Start Listing

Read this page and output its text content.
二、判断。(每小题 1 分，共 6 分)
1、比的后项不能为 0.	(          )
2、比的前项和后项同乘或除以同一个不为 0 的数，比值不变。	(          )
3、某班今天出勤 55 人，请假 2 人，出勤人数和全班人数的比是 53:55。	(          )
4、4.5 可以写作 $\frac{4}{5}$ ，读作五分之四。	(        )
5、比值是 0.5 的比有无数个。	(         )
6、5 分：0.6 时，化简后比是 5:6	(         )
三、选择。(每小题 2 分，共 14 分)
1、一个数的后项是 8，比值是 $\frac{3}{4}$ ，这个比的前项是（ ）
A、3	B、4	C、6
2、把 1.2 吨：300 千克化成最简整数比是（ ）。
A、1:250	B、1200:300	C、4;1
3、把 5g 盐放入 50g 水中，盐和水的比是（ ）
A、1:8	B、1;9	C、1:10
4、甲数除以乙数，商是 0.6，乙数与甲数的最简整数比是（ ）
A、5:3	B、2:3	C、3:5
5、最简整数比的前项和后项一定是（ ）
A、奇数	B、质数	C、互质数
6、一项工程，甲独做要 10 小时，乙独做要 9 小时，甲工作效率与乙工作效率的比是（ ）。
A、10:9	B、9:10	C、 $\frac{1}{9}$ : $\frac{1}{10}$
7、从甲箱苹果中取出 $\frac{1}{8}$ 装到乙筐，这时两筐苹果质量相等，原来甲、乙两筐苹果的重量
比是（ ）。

End Listing
Start Listing

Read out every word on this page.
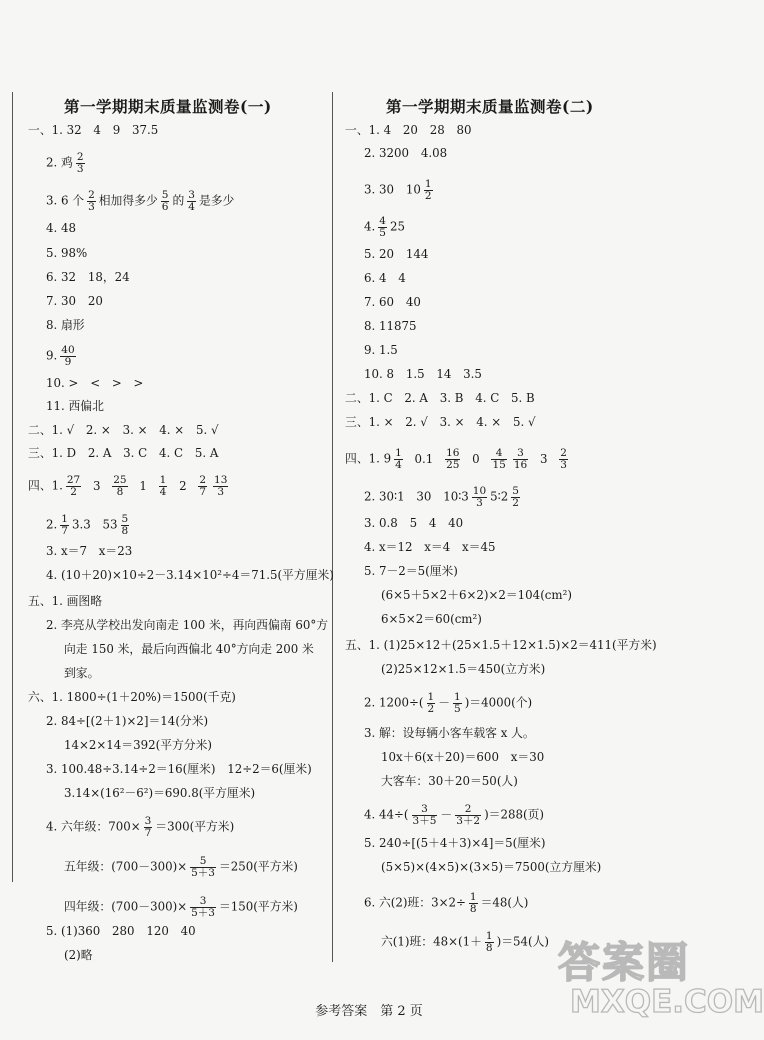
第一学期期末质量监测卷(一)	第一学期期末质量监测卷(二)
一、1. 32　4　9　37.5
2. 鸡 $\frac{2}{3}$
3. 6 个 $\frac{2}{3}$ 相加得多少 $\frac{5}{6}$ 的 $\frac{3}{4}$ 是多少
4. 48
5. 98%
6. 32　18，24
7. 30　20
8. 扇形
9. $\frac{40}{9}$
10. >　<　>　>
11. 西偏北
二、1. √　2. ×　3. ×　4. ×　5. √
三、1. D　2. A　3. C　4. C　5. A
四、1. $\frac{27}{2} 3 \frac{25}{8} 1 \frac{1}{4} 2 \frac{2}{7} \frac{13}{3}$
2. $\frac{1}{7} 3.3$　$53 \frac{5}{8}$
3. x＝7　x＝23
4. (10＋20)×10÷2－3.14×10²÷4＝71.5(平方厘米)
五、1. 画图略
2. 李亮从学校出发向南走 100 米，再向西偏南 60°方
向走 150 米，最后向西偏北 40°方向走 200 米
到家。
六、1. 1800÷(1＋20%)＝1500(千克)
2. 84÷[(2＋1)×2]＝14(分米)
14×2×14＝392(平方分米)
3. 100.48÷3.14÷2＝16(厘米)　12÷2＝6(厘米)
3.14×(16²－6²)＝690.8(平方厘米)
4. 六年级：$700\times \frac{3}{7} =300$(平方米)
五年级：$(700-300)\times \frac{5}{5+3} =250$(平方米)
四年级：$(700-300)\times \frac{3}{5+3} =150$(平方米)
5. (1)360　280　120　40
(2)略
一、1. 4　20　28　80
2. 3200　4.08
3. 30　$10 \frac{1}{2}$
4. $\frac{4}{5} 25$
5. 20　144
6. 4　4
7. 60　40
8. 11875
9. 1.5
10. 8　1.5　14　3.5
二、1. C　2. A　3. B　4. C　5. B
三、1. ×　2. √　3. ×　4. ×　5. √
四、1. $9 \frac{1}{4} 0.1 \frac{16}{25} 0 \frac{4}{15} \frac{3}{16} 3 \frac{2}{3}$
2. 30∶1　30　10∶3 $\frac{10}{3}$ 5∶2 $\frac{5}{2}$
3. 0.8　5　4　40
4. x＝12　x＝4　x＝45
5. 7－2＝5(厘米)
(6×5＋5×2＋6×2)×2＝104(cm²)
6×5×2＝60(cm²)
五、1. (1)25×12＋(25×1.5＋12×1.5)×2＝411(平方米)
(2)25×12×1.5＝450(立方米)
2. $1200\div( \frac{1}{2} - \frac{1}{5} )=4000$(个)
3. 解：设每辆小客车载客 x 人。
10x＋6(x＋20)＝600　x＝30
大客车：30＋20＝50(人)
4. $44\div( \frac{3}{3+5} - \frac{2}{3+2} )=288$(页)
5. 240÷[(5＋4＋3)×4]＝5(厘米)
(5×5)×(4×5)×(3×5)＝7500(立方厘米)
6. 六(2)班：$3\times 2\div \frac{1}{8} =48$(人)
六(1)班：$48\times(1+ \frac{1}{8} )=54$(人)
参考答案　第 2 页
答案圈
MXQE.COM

End Listing

== What to work on ==
The answer should be a single number: the count of lines in the data that include the string "times".

== Response ==
5